EXERCISE DIRECTIONS. Locate the lines of the listing below that hold "dark", then copy each of them.

TASK DATA.
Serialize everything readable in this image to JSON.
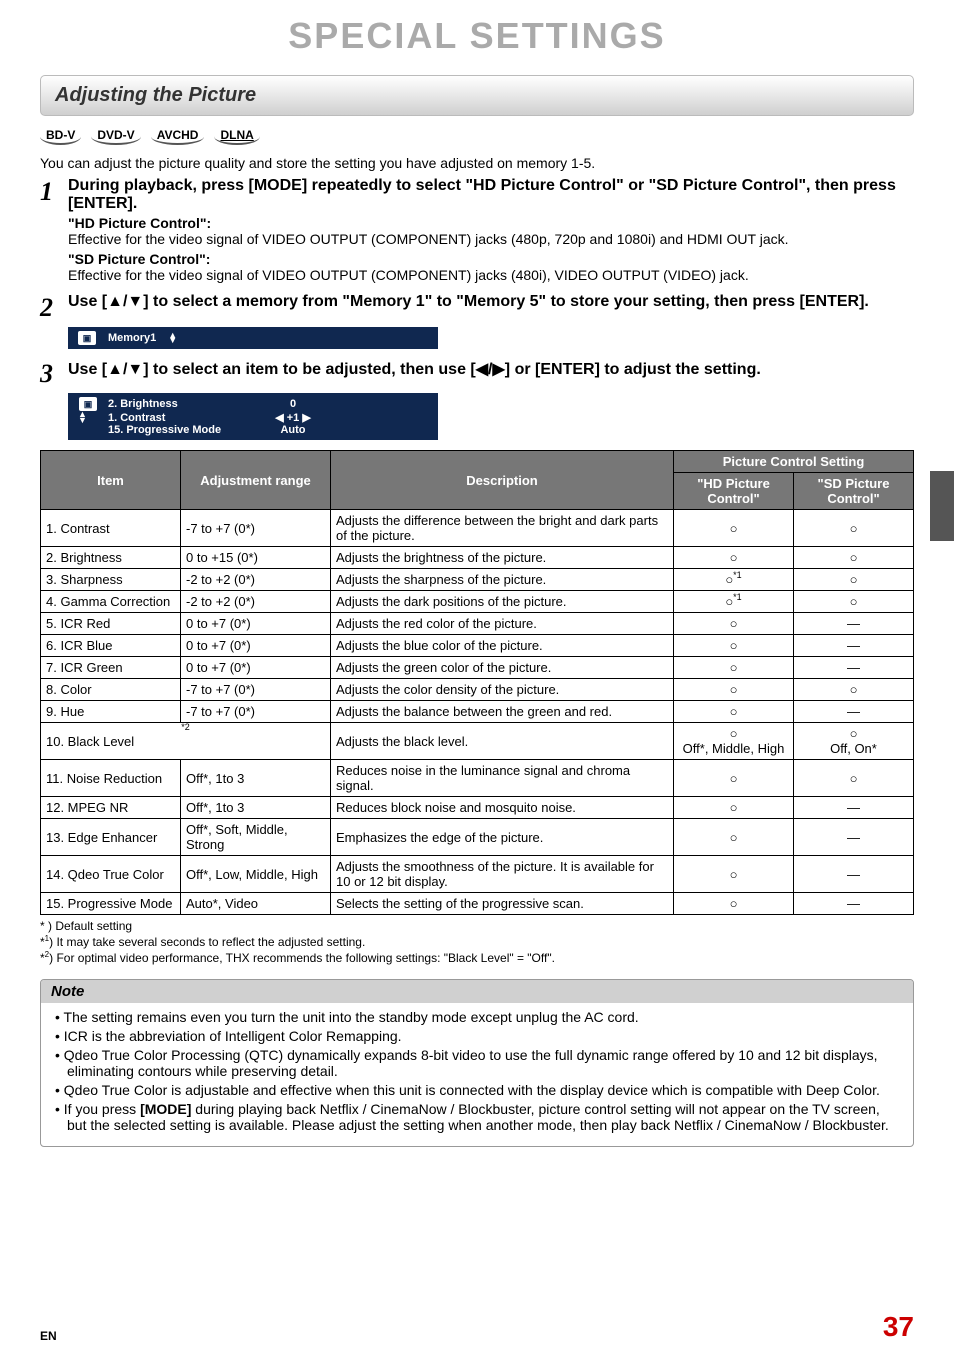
{
  "page": {
    "title": "SPECIAL SETTINGS",
    "lang_code": "EN",
    "page_number": "37"
  },
  "section": {
    "title": "Adjusting the Picture"
  },
  "format_badges": [
    "BD-V",
    "DVD-V",
    "AVCHD",
    "DLNA"
  ],
  "intro": "You can adjust the picture quality and store the setting you have adjusted on memory 1-5.",
  "steps": [
    {
      "num": "1",
      "title": "During playback, press [MODE] repeatedly to select \"HD Picture Control\" or \"SD Picture Control\", then press [ENTER].",
      "subs": [
        {
          "bold": "\"HD Picture Control\":",
          "text": "Effective for the video signal of VIDEO OUTPUT (COMPONENT) jacks (480p, 720p and 1080i) and HDMI OUT jack."
        },
        {
          "bold": "\"SD Picture Control\":",
          "text": "Effective for the video signal of VIDEO OUTPUT (COMPONENT) jacks (480i), VIDEO OUTPUT (VIDEO) jack."
        }
      ]
    },
    {
      "num": "2",
      "title": "Use [▲/▼] to select a memory  from \"Memory 1\" to \"Memory 5\" to store your setting, then press [ENTER].",
      "osd1": {
        "label": "Memory1"
      }
    },
    {
      "num": "3",
      "title": "Use [▲/▼] to select an item to be adjusted, then use [◀/▶] or [ENTER] to adjust the setting.",
      "osd2": {
        "l1": {
          "label": "2. Brightness",
          "val": "0"
        },
        "l2": {
          "label": "1. Contrast",
          "val": "+1"
        },
        "l3": {
          "label": "15. Progressive Mode",
          "val": "Auto"
        }
      }
    }
  ],
  "table": {
    "headers": {
      "item": "Item",
      "range": "Adjustment range",
      "desc": "Description",
      "pcs": "Picture Control Setting",
      "hd": "\"HD Picture Control\"",
      "sd": "\"SD Picture Control\""
    },
    "rows": [
      {
        "item": "1. Contrast",
        "range": "-7 to +7 (0*)",
        "desc": "Adjusts the difference between the bright and dark parts of the picture.",
        "hd": "○",
        "sd": "○"
      },
      {
        "item": "2. Brightness",
        "range": "0 to +15 (0*)",
        "desc": "Adjusts the brightness of the picture.",
        "hd": "○",
        "sd": "○"
      },
      {
        "item": "3. Sharpness",
        "range": "-2 to +2 (0*)",
        "desc": "Adjusts the sharpness of the picture.",
        "hd": "○*1",
        "sd": "○"
      },
      {
        "item": "4. Gamma Correction",
        "range": "-2 to +2 (0*)",
        "desc": "Adjusts the dark positions of the picture.",
        "hd": "○*1",
        "sd": "○"
      },
      {
        "item": "5. ICR Red",
        "range": "0 to +7 (0*)",
        "desc": "Adjusts the red color of the picture.",
        "hd": "○",
        "sd": "—"
      },
      {
        "item": "6. ICR Blue",
        "range": "0 to +7 (0*)",
        "desc": "Adjusts the blue color of the picture.",
        "hd": "○",
        "sd": "—"
      },
      {
        "item": "7. ICR Green",
        "range": "0 to +7 (0*)",
        "desc": "Adjusts the green color of the picture.",
        "hd": "○",
        "sd": "—"
      },
      {
        "item": "8. Color",
        "range": "-7 to +7 (0*)",
        "desc": "Adjusts the color density of the picture.",
        "hd": "○",
        "sd": "○"
      },
      {
        "item": "9. Hue",
        "range": "-7 to +7 (0*)",
        "desc": "Adjusts the balance between the green and red.",
        "hd": "○",
        "sd": "—"
      },
      {
        "item": "10. Black Level",
        "range": "",
        "desc": "Adjusts the black level.",
        "hd_top": "○",
        "hd_bot": "Off*, Middle, High",
        "sd_top": "○",
        "sd_bot": "Off, On*",
        "star2": "*2",
        "merge_range": true
      },
      {
        "item": "11. Noise Reduction",
        "range": "Off*, 1to 3",
        "desc": "Reduces noise in the luminance signal and chroma signal.",
        "hd": "○",
        "sd": "○"
      },
      {
        "item": "12. MPEG NR",
        "range": "Off*, 1to 3",
        "desc": "Reduces block noise and mosquito noise.",
        "hd": "○",
        "sd": "—"
      },
      {
        "item": "13. Edge Enhancer",
        "range": "Off*, Soft, Middle, Strong",
        "desc": "Emphasizes the edge of the picture.",
        "hd": "○",
        "sd": "—"
      },
      {
        "item": "14. Qdeo True Color",
        "range": "Off*, Low, Middle, High",
        "desc": "Adjusts the smoothness of the picture. It is available for 10 or 12 bit display.",
        "hd": "○",
        "sd": "—"
      },
      {
        "item": "15. Progressive Mode",
        "range": "Auto*, Video",
        "desc": "Selects the setting of the progressive scan.",
        "hd": "○",
        "sd": "—"
      }
    ]
  },
  "footnotes": {
    "f0": "* ) Default setting",
    "f1": "*1) It may take several seconds to reflect the adjusted setting.",
    "f2": "*2) For optimal video performance, THX recommends the following settings: \"Black Level\" = \"Off\"."
  },
  "note": {
    "title": "Note",
    "items": [
      "The setting remains even you turn the unit into the standby mode except unplug the AC cord.",
      "ICR is the abbreviation of Intelligent Color Remapping.",
      "Qdeo True Color Processing (QTC) dynamically expands 8-bit video to use the full dynamic range offered by 10 and 12 bit displays, eliminating contours while preserving detail.",
      "Qdeo True Color is adjustable and effective when this unit is connected with the display device which is compatible with Deep Color.",
      "If you press [MODE] during playing back Netflix / CinemaNow / Blockbuster, picture control setting will not appear on the TV screen, but the selected setting is available. Please adjust the setting when another mode, then play back Netflix / CinemaNow / Blockbuster."
    ]
  },
  "colors": {
    "title_gray": "#aaaaaa",
    "osd_bg": "#102850",
    "th_bg": "#777777",
    "page_num": "#cc0000",
    "side_tab": "#555555"
  }
}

EXERCISE RESULT.
        "desc": "Adjusts the difference between the bright and dark parts of the picture.",
        "desc": "Adjusts the dark positions of the picture.",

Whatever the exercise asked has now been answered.